- **Exercise task**:
According to the Keystone XL interview, how much has been invested in the pipeline so far?

We need to complete the judicial process in the state of Nebraska. In a case that went to the Nebraska Supreme Court, the court ruled the three landowners did not have standing, so our route held up. But since then two more court cases have been brought. We voluntarily agreed to a stay of the eminent domain process, but this will likely go back to the Nebraska Supreme Court later this year, after which we can take away another question mark.

OAG360:  How much investment of time and capital is needed to complete the Keystone XL?

COREY GOULET:  We’ve invested about $2.5 billion so far: we’ve bought just about all the pipe and the pumps and motors. We’ve completed most of the engineering and we’ve spent six and a half years in the permitting process.

What’s left to do? Once we get the president’s signature and the state permits, we have to get approvals from the U.S. Army Corps of Engineers, the U.S. Fish and Wildlife Service and hundreds of county permits.

After that we can start construction and that will be about two years of work.

OAG360:  Producers are moving the oil now using rail. There have been some derailments in the news. Are pipelines a safer way to transport oil?

COREY GOULET:  We definitely think so. It’s safer and more cost effective, and the U.S. Department of State Final Supplemental Environmental Impact Statement put forth that the pipeline is less greenhouse gas intensive than transporting oil by rail or other options for transporting oil. The other options have 28%-42% more impact on greenhouse gases than the Keystone XL pipeline.

Producers are moving their oil now by rail. In 2008-2010, about 100,000 to 200,000 barrels of oil per day were moving by rail. But with the huge increase in production from the U.S. and Canada, by the end of 2015 each country will be moving about one million barrels of oil per day by rail—each. That’s double the planned capacity of the Keystone XL pipeline.  If anything, the Keystone XL would reduce the greenhouse gas impact from the current transportation infrastructure.  Even with the pipelines, rail still has a place in transporting oil shorter distances and transporting smaller volumes.  Both have a place in the transporting of hydrocarbons, but for long distance/high volume, pipelines are the safest and least greenhouse gas intensive.

OAG360:  When you attend community meetings and landowner meetings during the process of permitting a pipeline, what are the primary concerns and questions that you hear from the local people along the route?

COREY GOULET:  I am glad you asked that question.  It is very important to spend time with the communities that are directly involved. Often these big projects get politicized on a large national scale, but the local folks are the people who are the most affected.

- **Extracted entries**:
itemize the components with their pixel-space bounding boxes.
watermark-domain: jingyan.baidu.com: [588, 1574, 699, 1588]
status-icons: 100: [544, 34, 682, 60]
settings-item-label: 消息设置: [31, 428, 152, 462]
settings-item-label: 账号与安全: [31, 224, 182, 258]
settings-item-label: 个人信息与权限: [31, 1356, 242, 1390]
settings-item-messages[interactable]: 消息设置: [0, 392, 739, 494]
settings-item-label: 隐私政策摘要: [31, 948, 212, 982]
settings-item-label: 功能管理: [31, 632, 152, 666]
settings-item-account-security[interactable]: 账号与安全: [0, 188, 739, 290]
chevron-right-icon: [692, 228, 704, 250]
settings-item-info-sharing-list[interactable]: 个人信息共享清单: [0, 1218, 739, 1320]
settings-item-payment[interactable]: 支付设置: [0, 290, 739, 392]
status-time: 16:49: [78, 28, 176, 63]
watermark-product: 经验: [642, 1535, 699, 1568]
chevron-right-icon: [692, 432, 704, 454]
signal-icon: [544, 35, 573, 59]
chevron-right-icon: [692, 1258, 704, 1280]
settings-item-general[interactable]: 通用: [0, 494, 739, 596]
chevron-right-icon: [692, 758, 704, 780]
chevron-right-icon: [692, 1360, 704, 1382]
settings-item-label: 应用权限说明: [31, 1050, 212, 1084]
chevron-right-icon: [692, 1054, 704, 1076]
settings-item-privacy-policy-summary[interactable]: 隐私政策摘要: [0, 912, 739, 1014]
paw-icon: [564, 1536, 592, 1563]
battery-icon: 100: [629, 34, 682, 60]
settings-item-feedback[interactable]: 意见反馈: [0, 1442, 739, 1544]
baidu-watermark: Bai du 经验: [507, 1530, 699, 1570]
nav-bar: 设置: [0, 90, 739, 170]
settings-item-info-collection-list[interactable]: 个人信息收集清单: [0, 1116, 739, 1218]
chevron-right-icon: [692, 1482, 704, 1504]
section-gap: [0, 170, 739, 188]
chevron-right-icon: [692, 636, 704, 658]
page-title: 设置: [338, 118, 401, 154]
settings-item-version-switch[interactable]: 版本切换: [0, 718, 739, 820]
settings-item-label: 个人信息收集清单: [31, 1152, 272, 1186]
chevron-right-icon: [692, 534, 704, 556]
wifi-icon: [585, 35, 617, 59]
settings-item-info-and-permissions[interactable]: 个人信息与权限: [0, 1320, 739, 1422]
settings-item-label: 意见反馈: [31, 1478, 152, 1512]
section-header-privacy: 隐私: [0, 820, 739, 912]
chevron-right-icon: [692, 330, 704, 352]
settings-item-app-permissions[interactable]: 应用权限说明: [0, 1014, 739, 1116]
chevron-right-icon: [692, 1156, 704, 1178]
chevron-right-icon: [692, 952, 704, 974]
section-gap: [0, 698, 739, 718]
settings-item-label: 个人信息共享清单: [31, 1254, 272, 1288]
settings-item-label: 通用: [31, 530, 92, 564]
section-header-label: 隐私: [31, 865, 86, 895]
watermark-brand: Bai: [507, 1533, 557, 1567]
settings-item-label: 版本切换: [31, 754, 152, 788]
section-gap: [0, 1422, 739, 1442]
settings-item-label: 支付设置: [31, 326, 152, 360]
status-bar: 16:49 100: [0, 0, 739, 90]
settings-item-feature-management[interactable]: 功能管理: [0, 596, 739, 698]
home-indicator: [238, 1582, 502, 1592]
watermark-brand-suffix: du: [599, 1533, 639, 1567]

- **Full solution**:
About $2.5 billion.